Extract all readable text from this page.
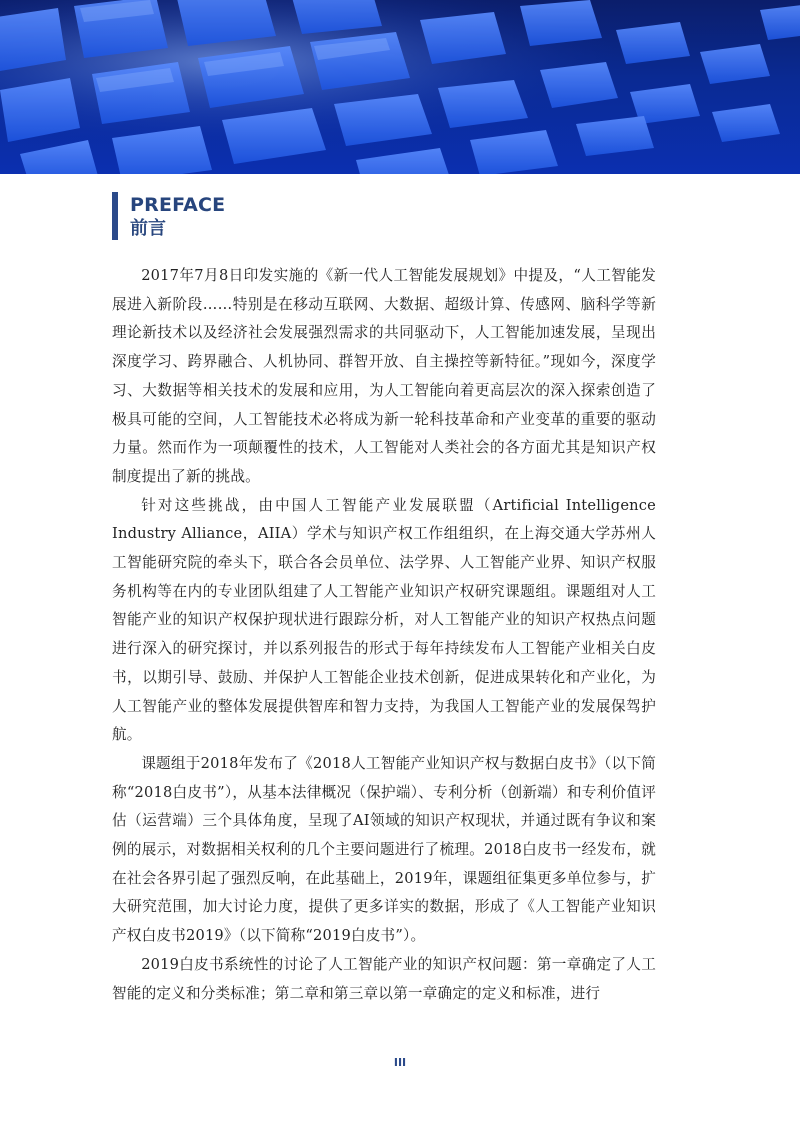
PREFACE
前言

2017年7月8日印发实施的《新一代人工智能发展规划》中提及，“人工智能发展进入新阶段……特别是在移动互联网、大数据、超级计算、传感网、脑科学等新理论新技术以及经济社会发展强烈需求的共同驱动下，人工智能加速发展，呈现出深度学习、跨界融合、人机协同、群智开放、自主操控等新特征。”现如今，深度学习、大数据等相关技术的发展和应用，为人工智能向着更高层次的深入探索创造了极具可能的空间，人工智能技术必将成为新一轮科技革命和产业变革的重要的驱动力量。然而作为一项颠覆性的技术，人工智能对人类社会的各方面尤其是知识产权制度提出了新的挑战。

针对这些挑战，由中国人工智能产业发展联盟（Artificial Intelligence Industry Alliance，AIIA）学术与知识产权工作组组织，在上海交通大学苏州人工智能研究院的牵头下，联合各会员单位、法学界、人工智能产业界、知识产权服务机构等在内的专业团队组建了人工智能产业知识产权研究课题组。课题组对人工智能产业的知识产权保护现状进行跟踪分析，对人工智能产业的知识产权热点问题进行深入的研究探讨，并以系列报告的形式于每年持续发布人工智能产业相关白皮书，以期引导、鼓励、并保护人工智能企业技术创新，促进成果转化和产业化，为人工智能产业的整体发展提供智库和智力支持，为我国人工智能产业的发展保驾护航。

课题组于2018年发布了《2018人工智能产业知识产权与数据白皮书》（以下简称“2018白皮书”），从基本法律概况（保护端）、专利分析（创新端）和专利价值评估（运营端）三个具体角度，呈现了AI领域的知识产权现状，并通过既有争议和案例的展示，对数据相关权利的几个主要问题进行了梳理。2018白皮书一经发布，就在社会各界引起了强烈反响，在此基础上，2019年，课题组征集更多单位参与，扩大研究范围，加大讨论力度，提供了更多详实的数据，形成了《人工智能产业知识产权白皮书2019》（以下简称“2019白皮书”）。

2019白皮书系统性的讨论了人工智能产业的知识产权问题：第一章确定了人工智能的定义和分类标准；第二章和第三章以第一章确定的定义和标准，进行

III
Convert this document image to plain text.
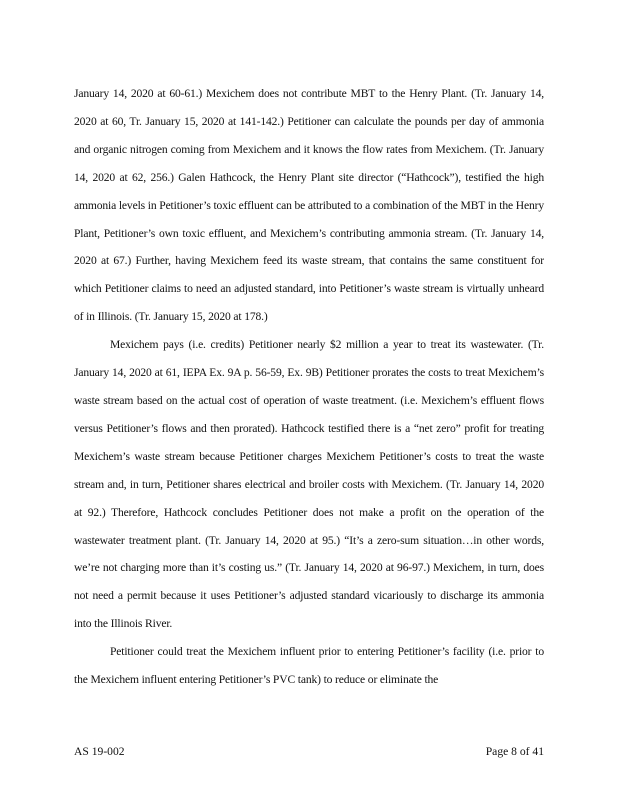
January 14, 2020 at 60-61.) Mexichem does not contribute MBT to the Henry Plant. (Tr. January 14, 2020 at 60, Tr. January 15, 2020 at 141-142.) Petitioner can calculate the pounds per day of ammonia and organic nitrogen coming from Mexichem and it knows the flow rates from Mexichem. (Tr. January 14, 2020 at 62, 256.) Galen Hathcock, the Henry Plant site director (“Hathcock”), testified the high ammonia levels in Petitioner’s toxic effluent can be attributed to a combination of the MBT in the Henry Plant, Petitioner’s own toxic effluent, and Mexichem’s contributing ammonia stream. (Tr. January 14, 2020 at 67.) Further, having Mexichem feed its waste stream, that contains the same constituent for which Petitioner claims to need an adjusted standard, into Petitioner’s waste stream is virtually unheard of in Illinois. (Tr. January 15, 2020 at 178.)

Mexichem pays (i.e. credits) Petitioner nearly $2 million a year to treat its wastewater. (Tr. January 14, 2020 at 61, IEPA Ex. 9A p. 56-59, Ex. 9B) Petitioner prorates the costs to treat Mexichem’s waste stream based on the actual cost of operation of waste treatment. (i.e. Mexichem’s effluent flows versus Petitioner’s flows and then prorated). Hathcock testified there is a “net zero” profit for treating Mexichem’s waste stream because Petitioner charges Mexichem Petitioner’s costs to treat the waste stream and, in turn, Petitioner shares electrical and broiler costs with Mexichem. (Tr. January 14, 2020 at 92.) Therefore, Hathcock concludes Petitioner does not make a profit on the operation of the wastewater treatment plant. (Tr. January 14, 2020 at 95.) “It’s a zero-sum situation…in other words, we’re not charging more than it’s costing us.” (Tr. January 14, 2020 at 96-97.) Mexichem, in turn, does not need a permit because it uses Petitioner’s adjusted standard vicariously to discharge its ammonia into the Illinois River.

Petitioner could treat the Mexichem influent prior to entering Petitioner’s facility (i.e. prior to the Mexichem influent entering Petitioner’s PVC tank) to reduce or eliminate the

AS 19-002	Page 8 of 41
========================
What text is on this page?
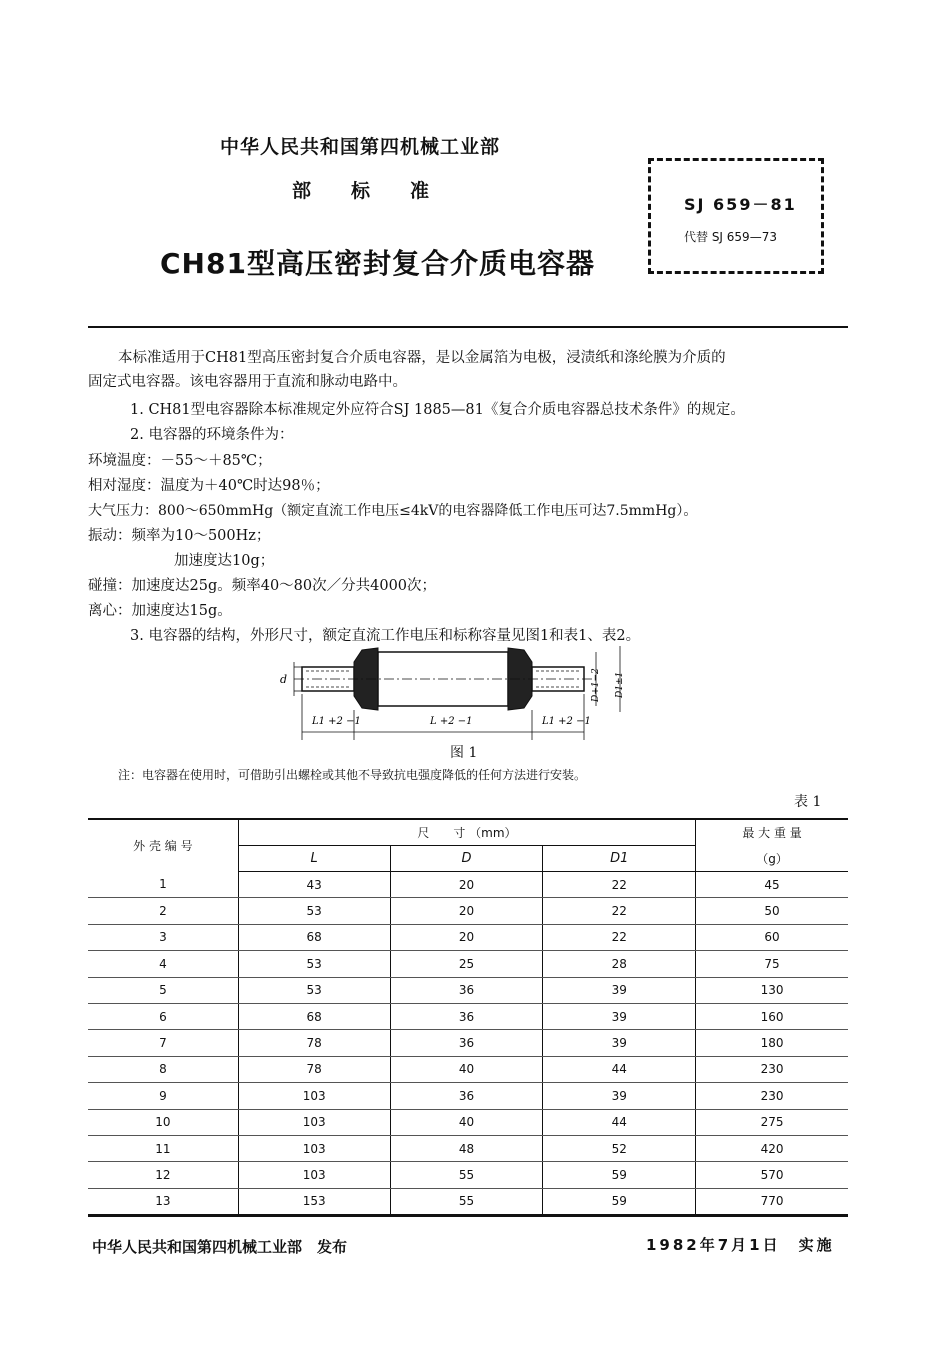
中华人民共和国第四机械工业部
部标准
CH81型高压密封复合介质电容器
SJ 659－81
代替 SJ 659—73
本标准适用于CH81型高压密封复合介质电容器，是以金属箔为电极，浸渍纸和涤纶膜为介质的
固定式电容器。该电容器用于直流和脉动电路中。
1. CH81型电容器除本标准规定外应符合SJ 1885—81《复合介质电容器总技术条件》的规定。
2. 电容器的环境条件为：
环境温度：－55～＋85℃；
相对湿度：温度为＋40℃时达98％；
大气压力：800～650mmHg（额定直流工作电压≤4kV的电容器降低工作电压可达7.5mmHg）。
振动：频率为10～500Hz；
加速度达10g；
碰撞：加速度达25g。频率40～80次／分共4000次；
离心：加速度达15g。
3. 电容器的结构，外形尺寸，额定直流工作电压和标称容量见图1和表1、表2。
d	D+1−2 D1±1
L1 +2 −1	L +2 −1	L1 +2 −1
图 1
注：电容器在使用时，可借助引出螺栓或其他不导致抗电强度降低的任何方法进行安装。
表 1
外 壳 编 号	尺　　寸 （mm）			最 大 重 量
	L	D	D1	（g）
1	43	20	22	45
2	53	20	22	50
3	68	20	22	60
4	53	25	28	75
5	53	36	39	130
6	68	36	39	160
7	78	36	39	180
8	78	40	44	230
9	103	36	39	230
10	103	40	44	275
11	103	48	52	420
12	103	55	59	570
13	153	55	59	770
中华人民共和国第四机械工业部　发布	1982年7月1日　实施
========================
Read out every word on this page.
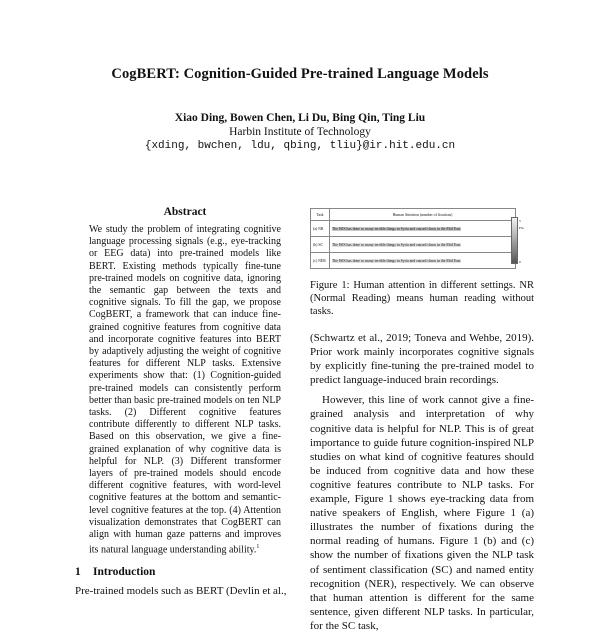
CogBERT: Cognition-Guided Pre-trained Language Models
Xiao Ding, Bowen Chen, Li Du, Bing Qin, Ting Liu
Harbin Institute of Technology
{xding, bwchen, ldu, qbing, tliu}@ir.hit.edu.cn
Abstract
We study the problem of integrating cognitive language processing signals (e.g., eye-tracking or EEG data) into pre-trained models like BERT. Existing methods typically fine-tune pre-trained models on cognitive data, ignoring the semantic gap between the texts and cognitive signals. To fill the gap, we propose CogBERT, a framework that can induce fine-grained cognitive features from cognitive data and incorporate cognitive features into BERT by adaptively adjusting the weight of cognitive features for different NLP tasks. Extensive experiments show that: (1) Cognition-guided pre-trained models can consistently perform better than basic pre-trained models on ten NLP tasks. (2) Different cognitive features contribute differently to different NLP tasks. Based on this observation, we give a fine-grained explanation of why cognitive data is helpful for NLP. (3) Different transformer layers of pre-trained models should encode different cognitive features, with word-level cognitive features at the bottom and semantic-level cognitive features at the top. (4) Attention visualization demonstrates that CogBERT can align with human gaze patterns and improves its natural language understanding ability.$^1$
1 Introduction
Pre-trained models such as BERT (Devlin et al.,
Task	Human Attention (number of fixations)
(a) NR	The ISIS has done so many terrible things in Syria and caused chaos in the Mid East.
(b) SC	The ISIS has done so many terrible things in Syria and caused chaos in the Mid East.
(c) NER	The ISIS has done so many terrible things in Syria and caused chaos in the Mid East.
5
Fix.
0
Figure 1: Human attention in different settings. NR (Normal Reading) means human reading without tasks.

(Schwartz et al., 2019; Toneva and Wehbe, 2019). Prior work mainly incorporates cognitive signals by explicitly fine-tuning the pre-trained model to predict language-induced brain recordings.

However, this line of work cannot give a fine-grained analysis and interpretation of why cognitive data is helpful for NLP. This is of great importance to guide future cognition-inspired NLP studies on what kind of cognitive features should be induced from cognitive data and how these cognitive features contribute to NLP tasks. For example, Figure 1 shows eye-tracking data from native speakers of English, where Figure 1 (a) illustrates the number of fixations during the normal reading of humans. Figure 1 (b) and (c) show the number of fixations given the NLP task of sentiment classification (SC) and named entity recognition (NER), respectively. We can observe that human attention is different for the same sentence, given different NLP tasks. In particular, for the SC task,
========================
-- EXERCISE DETAILS --
Pull every line containing the word "January" out of the material and copy it.

-- EXPECTED ANSWER --
January 14, 2020 at 60-61.) Mexichem does not contribute MBT to the Henry Plant. (Tr. January 14, 2020 at 60, Tr. January 15, 2020 at 141-142.) Petitioner can calculate the pounds per day of ammonia and organic nitrogen coming from Mexichem and it knows the flow rates from Mexichem. (Tr. January 14, 2020 at 62, 256.) Galen Hathcock, the Henry Plant site director (“Hathcock”), testified the high ammonia levels in Petitioner’s toxic effluent can be attributed to a combination of the MBT in the Henry Plant, Petitioner’s own toxic effluent, and Mexichem’s contributing ammonia stream. (Tr. January 14, 2020 at 67.) Further, having Mexichem feed its waste stream, that contains the same constituent for which Petitioner claims to need an adjusted standard, into Petitioner’s waste stream is virtually unheard of in Illinois. (Tr. January 15, 2020 at 178.)
Mexichem pays (i.e. credits) Petitioner nearly $2 million a year to treat its wastewater. (Tr. January 14, 2020 at 61, IEPA Ex. 9A p. 56-59, Ex. 9B) Petitioner prorates the costs to treat Mexichem’s waste stream based on the actual cost of operation of waste treatment. (i.e. Mexichem’s effluent flows versus Petitioner’s flows and then prorated). Hathcock testified there is a “net zero” profit for treating Mexichem’s waste stream because Petitioner charges Mexichem Petitioner’s costs to treat the waste stream and, in turn, Petitioner shares electrical and broiler costs with Mexichem. (Tr. January 14, 2020 at 92.) Therefore, Hathcock concludes Petitioner does not make a profit on the operation of the wastewater treatment plant. (Tr. January 14, 2020 at 95.) “It’s a zero-sum situation…in other words, we’re not charging more than it’s costing us.” (Tr. January 14, 2020 at 96-97.) Mexichem, in turn, does not need a permit because it uses Petitioner’s adjusted standard vicariously to discharge its ammonia into the Illinois River.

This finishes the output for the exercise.